What is expected
Copy each line below without leaving any out.

Supplied material
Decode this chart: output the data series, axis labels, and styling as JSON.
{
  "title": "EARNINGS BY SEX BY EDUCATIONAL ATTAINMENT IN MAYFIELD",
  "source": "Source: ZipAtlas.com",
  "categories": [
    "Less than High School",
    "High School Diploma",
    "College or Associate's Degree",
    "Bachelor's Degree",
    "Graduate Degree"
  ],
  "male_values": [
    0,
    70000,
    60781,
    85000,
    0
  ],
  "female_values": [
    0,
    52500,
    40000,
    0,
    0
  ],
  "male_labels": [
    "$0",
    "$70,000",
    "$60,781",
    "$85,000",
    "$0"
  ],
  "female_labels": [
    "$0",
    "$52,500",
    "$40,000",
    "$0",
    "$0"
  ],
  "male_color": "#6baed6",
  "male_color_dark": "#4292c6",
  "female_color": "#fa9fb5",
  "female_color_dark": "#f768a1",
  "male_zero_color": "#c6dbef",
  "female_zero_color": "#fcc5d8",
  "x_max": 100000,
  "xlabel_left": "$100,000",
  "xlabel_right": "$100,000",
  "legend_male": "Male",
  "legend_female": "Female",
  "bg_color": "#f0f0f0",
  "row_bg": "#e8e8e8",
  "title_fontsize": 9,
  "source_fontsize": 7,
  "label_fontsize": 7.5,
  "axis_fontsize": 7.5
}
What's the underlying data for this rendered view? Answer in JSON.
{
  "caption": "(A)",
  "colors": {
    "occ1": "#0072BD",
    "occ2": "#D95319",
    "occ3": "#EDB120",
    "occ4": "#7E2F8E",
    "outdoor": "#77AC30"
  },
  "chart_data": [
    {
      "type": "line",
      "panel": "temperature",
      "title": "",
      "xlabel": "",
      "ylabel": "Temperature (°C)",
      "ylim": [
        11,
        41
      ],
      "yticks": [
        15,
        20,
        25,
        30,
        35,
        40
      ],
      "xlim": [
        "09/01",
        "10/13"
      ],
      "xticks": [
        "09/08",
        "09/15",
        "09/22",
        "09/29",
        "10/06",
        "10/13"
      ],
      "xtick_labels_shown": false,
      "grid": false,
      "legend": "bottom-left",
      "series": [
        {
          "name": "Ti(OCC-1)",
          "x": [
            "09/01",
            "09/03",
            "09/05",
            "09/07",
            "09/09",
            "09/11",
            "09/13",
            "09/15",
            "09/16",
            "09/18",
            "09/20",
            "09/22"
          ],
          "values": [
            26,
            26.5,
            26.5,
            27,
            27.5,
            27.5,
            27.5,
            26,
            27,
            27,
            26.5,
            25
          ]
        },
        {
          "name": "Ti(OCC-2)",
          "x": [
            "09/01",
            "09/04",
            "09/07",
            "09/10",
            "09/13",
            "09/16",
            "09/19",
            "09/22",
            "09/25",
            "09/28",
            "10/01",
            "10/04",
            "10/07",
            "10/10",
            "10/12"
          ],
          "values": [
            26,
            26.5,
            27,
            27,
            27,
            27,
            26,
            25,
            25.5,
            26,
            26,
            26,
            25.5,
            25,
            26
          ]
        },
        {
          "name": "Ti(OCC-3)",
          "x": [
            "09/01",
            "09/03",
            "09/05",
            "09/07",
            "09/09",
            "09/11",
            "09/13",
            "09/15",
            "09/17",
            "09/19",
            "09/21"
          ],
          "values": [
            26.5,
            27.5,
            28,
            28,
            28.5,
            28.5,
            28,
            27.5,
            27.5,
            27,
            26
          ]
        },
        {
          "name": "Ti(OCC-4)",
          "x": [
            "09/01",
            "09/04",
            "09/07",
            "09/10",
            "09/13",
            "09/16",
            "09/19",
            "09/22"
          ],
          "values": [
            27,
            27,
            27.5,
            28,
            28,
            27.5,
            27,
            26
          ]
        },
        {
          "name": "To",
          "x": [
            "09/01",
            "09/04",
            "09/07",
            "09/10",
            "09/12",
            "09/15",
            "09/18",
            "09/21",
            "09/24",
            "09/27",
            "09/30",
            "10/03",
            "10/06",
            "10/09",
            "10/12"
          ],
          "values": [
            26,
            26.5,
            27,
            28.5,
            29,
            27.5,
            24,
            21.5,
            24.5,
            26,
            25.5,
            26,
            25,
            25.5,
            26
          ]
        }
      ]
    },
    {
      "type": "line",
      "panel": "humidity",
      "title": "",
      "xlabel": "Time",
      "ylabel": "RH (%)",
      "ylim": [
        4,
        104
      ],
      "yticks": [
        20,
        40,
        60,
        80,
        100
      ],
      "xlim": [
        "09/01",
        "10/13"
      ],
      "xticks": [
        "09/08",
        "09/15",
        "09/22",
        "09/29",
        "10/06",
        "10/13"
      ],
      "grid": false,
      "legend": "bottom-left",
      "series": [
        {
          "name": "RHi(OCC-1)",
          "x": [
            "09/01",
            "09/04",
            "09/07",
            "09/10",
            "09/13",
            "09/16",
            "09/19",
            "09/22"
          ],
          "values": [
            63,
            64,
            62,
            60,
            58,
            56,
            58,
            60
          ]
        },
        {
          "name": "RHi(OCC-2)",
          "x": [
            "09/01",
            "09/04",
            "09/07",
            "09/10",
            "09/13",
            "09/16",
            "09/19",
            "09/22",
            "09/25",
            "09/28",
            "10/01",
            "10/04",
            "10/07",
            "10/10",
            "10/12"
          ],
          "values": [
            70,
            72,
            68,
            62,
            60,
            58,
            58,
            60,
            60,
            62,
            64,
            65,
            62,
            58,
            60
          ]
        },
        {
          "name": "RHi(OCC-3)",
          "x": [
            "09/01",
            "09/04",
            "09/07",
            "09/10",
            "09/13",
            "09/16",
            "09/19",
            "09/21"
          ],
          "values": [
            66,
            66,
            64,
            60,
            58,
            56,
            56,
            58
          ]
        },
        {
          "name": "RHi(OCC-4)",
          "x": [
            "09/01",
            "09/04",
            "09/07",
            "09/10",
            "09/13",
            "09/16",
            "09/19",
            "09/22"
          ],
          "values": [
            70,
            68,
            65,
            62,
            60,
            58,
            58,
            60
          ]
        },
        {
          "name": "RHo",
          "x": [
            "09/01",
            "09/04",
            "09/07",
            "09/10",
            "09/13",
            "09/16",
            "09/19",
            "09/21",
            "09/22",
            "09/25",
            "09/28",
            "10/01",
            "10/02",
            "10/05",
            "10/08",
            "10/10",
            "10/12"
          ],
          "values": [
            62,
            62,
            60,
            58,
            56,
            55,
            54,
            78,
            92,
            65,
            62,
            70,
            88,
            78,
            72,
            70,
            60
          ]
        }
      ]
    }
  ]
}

Solution for this exercise
Decode this chart: output the data series, axis labels, and styling as JSON.
{
  "title": "EARNINGS BY SEX BY EDUCATIONAL ATTAINMENT IN MAYFIELD",
  "source": "Source: ZipAtlas.com",
  "categories": [
    "Less than High School",
    "High School Diploma",
    "College or Associate's Degree",
    "Bachelor's Degree",
    "Graduate Degree"
  ],
  "male_values": [
    0,
    70000,
    60781,
    85000,
    0
  ],
  "female_values": [
    0,
    52500,
    40000,
    0,
    0
  ],
  "male_labels": [
    "$0",
    "$70,000",
    "$60,781",
    "$85,000",
    "$0"
  ],
  "female_labels": [
    "$0",
    "$52,500",
    "$40,000",
    "$0",
    "$0"
  ],
  "male_color": "#6baed6",
  "male_color_dark": "#4292c6",
  "female_color": "#fa9fb5",
  "female_color_dark": "#f768a1",
  "male_zero_color": "#c6dbef",
  "female_zero_color": "#fcc5d8",
  "x_max": 100000,
  "xlabel_left": "$100,000",
  "xlabel_right": "$100,000",
  "legend_male": "Male",
  "legend_female": "Female",
  "bg_color": "#f0f0f0",
  "row_bg": "#e8e8e8",
  "title_fontsize": 9,
  "source_fontsize": 7,
  "label_fontsize": 7.5,
  "axis_fontsize": 7.5
}
What's the underlying data for this rendered view? Answer in JSON.
{
  "caption": "(A)",
  "colors": {
    "occ1": "#0072BD",
    "occ2": "#D95319",
    "occ3": "#EDB120",
    "occ4": "#7E2F8E",
    "outdoor": "#77AC30"
  },
  "chart_data": [
    {
      "type": "line",
      "panel": "temperature",
      "title": "",
      "xlabel": "",
      "ylabel": "Temperature (°C)",
      "ylim": [
        11,
        41
      ],
      "yticks": [
        15,
        20,
        25,
        30,
        35,
        40
      ],
      "xlim": [
        "09/01",
        "10/13"
      ],
      "xticks": [
        "09/08",
        "09/15",
        "09/22",
        "09/29",
        "10/06",
        "10/13"
      ],
      "xtick_labels_shown": false,
      "grid": false,
      "legend": "bottom-left",
      "series": [
        {
          "name": "Ti(OCC-1)",
          "x": [
            "09/01",
            "09/03",
            "09/05",
            "09/07",
            "09/09",
            "09/11",
            "09/13",
            "09/15",
            "09/16",
            "09/18",
            "09/20",
            "09/22"
          ],
          "values": [
            26,
            26.5,
            26.5,
            27,
            27.5,
            27.5,
            27.5,
            26,
            27,
            27,
            26.5,
            25
          ]
        },
        {
          "name": "Ti(OCC-2)",
          "x": [
            "09/01",
            "09/04",
            "09/07",
            "09/10",
            "09/13",
            "09/16",
            "09/19",
            "09/22",
            "09/25",
            "09/28",
            "10/01",
            "10/04",
            "10/07",
            "10/10",
            "10/12"
          ],
          "values": [
            26,
            26.5,
            27,
            27,
            27,
            27,
            26,
            25,
            25.5,
            26,
            26,
            26,
            25.5,
            25,
            26
          ]
        },
        {
          "name": "Ti(OCC-3)",
          "x": [
            "09/01",
            "09/03",
            "09/05",
            "09/07",
            "09/09",
            "09/11",
            "09/13",
            "09/15",
            "09/17",
            "09/19",
            "09/21"
          ],
          "values": [
            26.5,
            27.5,
            28,
            28,
            28.5,
            28.5,
            28,
            27.5,
            27.5,
            27,
            26
          ]
        },
        {
          "name": "Ti(OCC-4)",
          "x": [
            "09/01",
            "09/04",
            "09/07",
            "09/10",
            "09/13",
            "09/16",
            "09/19",
            "09/22"
          ],
          "values": [
            27,
            27,
            27.5,
            28,
            28,
            27.5,
            27,
            26
          ]
        },
        {
          "name": "To",
          "x": [
            "09/01",
            "09/04",
            "09/07",
            "09/10",
            "09/12",
            "09/15",
            "09/18",
            "09/21",
            "09/24",
            "09/27",
            "09/30",
            "10/03",
            "10/06",
            "10/09",
            "10/12"
          ],
          "values": [
            26,
            26.5,
            27,
            28.5,
            29,
            27.5,
            24,
            21.5,
            24.5,
            26,
            25.5,
            26,
            25,
            25.5,
            26
          ]
        }
      ]
    },
    {
      "type": "line",
      "panel": "humidity",
      "title": "",
      "xlabel": "Time",
      "ylabel": "RH (%)",
      "ylim": [
        4,
        104
      ],
      "yticks": [
        20,
        40,
        60,
        80,
        100
      ],
      "xlim": [
        "09/01",
        "10/13"
      ],
      "xticks": [
        "09/08",
        "09/15",
        "09/22",
        "09/29",
        "10/06",
        "10/13"
      ],
      "grid": false,
      "legend": "bottom-left",
      "series": [
        {
          "name": "RHi(OCC-1)",
          "x": [
            "09/01",
            "09/04",
            "09/07",
            "09/10",
            "09/13",
            "09/16",
            "09/19",
            "09/22"
          ],
          "values": [
            63,
            64,
            62,
            60,
            58,
            56,
            58,
            60
          ]
        },
        {
          "name": "RHi(OCC-2)",
          "x": [
            "09/01",
            "09/04",
            "09/07",
            "09/10",
            "09/13",
            "09/16",
            "09/19",
            "09/22",
            "09/25",
            "09/28",
            "10/01",
            "10/04",
            "10/07",
            "10/10",
            "10/12"
          ],
          "values": [
            70,
            72,
            68,
            62,
            60,
            58,
            58,
            60,
            60,
            62,
            64,
            65,
            62,
            58,
            60
          ]
        },
        {
          "name": "RHi(OCC-3)",
          "x": [
            "09/01",
            "09/04",
            "09/07",
            "09/10",
            "09/13",
            "09/16",
            "09/19",
            "09/21"
          ],
          "values": [
            66,
            66,
            64,
            60,
            58,
            56,
            56,
            58
          ]
        },
        {
          "name": "RHi(OCC-4)",
          "x": [
            "09/01",
            "09/04",
            "09/07",
            "09/10",
            "09/13",
            "09/16",
            "09/19",
            "09/22"
          ],
          "values": [
            70,
            68,
            65,
            62,
            60,
            58,
            58,
            60
          ]
        },
        {
          "name": "RHo",
          "x": [
            "09/01",
            "09/04",
            "09/07",
            "09/10",
            "09/13",
            "09/16",
            "09/19",
            "09/21",
            "09/22",
            "09/25",
            "09/28",
            "10/01",
            "10/02",
            "10/05",
            "10/08",
            "10/10",
            "10/12"
          ],
          "values": [
            62,
            62,
            60,
            58,
            56,
            55,
            54,
            78,
            92,
            65,
            62,
            70,
            88,
            78,
            72,
            70,
            60
          ]
        }
      ]
    }
  ]
}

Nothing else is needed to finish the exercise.